[Data excerpts]
———

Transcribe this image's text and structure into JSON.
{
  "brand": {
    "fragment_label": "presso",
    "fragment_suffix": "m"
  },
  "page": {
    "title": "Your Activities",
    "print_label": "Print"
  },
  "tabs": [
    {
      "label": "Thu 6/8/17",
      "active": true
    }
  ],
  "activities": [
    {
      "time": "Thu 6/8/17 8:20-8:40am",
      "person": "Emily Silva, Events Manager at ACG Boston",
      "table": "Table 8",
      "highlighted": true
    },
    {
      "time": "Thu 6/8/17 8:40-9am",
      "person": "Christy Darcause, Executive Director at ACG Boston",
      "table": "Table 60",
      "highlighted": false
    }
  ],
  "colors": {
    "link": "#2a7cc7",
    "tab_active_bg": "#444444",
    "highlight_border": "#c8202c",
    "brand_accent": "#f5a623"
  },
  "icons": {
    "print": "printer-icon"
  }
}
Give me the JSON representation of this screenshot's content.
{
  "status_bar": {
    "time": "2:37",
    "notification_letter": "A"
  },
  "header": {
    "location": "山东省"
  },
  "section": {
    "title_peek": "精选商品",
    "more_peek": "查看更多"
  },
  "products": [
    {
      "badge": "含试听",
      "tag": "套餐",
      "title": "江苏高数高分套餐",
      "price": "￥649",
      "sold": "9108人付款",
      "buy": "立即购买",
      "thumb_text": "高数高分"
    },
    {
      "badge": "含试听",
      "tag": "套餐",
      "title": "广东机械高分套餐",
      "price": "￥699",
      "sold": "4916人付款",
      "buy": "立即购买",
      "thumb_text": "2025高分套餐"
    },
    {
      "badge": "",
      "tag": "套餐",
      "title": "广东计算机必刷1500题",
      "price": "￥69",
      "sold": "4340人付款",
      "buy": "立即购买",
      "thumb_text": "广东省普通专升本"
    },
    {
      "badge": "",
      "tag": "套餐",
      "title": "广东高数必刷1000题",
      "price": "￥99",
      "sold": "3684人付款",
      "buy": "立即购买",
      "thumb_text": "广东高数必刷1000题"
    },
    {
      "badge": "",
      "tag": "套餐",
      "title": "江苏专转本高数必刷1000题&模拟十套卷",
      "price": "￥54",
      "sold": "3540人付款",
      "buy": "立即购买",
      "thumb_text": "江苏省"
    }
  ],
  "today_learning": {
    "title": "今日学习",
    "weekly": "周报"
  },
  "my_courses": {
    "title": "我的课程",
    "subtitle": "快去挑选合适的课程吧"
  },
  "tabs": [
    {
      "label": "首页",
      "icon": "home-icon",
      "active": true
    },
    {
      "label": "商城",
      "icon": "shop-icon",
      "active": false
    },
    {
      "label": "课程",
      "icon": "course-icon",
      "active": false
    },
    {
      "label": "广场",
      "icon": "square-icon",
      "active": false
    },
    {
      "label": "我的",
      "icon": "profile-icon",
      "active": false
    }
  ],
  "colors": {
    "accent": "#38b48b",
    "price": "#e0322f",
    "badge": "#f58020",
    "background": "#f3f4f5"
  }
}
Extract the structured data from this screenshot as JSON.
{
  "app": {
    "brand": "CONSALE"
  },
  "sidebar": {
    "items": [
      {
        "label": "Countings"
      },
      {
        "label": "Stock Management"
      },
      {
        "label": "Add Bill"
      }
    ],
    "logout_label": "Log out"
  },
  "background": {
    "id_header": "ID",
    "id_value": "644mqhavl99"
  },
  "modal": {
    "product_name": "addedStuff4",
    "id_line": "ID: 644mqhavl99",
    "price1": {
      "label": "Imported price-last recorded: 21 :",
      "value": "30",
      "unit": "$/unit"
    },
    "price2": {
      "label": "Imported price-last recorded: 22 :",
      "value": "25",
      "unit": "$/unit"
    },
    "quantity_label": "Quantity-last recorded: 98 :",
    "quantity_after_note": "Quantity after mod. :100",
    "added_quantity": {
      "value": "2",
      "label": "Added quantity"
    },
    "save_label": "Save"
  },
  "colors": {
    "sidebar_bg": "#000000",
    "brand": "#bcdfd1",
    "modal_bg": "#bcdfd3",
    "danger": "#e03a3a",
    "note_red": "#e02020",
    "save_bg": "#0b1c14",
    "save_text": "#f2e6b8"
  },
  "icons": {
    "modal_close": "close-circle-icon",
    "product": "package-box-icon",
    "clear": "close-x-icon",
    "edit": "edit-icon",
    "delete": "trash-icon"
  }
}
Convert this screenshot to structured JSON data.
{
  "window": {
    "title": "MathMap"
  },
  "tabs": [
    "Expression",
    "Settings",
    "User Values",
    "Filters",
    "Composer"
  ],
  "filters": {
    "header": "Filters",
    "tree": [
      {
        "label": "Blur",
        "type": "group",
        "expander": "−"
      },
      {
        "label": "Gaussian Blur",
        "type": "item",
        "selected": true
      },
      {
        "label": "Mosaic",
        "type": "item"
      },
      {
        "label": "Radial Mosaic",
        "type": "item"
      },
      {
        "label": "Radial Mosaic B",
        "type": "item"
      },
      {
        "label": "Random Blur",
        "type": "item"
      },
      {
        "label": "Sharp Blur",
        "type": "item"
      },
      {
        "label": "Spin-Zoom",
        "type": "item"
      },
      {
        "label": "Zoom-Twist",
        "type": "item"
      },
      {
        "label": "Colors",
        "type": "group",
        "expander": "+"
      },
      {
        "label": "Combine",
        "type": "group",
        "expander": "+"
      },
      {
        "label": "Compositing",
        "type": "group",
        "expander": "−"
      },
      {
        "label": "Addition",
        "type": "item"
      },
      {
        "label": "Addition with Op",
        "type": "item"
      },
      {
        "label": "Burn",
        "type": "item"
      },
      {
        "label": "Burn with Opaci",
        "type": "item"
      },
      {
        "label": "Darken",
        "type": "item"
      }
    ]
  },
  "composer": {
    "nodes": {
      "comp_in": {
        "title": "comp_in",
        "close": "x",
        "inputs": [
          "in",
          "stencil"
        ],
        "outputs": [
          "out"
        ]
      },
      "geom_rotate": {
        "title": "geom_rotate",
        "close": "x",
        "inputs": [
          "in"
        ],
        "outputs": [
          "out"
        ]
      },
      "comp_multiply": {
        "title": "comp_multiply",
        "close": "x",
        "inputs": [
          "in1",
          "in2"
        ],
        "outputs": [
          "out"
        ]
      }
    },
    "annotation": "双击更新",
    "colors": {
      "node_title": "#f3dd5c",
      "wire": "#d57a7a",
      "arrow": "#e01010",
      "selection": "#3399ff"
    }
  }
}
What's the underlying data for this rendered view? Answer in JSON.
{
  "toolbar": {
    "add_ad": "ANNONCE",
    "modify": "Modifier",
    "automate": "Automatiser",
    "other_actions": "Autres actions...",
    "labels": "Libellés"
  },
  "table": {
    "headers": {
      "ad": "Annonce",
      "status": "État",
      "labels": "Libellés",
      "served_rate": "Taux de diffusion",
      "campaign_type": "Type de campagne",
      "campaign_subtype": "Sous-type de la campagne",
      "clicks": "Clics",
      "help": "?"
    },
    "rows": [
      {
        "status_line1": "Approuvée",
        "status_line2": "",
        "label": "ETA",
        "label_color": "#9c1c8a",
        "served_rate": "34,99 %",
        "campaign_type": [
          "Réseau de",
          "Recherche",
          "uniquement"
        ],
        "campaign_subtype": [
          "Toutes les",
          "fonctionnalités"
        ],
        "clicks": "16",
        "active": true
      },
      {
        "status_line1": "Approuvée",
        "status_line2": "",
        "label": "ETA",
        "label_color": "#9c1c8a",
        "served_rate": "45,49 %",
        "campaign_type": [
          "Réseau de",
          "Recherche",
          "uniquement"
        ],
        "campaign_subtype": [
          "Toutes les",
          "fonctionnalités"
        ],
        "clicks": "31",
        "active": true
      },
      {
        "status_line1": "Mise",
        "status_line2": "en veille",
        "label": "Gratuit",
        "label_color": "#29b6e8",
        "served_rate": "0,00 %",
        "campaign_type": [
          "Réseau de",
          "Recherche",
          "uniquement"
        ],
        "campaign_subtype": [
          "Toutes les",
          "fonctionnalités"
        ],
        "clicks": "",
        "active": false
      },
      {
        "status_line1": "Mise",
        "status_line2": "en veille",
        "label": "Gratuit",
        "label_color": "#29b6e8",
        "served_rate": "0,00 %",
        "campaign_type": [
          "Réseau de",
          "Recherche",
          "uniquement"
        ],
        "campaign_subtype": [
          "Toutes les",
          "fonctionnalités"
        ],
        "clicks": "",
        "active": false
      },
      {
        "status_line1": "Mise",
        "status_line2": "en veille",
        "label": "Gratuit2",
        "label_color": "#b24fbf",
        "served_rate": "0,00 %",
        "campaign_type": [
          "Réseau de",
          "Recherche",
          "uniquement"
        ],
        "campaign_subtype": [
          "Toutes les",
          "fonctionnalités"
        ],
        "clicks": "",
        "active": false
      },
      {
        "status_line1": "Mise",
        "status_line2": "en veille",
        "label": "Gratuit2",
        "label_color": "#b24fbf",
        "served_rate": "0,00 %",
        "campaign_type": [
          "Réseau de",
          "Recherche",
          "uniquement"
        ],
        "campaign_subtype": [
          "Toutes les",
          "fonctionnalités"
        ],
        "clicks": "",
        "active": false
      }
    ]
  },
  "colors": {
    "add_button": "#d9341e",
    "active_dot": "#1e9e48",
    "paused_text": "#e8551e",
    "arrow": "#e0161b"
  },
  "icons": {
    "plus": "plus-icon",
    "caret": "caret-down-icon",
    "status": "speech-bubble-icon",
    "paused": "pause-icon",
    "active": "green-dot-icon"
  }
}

———

From the records given above, copy all lines containing "Blur".

→ **TASK ANSWER**
        "label": "Blur",
        "label": "Gaussian Blur",
        "label": "Random Blur",
        "label": "Sharp Blur",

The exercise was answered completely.